(Collected data)
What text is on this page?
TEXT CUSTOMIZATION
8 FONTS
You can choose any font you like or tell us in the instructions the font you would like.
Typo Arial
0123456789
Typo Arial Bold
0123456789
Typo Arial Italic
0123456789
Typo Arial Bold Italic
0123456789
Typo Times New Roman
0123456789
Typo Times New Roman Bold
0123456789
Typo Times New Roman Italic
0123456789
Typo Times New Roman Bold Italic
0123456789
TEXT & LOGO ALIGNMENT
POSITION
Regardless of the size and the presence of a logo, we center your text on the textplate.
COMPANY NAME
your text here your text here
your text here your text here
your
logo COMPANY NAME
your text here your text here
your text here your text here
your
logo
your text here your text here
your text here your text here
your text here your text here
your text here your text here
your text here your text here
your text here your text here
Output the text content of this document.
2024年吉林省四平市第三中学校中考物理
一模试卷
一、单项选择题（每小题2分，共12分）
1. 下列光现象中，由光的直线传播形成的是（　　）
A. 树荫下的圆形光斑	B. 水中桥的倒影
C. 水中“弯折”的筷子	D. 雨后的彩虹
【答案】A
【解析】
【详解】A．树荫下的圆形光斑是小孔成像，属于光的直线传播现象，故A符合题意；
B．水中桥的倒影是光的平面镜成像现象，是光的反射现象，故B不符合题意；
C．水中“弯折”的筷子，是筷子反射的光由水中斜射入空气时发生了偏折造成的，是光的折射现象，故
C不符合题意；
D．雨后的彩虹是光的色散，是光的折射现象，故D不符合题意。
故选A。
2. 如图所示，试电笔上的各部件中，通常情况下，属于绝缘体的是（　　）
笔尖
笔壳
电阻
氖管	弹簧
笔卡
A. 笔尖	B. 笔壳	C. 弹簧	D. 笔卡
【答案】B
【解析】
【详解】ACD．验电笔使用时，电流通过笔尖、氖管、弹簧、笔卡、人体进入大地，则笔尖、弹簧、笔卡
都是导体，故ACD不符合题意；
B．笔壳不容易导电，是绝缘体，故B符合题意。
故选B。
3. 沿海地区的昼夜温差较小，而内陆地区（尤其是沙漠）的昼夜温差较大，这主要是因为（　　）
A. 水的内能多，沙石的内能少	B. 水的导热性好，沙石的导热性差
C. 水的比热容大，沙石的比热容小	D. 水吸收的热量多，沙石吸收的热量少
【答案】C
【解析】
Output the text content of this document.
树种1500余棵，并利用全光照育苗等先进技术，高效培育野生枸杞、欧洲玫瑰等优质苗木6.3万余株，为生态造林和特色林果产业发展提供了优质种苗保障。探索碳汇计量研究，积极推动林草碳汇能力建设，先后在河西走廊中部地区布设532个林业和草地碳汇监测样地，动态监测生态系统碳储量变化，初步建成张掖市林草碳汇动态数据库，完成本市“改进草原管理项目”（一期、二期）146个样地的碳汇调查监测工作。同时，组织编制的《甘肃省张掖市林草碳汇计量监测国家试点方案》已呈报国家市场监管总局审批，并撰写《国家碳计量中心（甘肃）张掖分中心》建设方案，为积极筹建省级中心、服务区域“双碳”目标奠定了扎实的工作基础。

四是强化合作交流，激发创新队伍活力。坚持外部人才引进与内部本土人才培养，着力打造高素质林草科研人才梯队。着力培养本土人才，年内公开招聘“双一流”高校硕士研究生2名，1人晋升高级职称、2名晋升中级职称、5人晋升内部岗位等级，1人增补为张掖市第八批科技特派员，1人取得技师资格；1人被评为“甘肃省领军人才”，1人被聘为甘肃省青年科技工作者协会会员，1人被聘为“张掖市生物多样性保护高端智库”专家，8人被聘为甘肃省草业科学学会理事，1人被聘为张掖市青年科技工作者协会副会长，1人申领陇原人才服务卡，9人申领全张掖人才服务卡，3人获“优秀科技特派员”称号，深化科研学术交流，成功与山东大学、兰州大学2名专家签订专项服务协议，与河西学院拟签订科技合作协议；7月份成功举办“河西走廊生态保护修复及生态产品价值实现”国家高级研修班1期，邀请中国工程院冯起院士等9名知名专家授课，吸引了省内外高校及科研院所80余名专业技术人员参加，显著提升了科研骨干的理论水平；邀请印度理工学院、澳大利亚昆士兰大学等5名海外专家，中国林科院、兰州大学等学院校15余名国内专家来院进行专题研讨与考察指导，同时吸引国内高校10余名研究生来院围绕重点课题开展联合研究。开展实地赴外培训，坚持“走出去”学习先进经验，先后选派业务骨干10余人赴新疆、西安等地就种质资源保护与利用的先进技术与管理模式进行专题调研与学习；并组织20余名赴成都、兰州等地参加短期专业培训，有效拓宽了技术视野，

WHAT TO WORK ON - Extract all lines from the data in which "Times" is found.

ANSWER FOR THIS EXERCISE -
Typo Times New Roman
Typo Times New Roman Bold
Typo Times New Roman Italic
Typo Times New Roman Bold Italic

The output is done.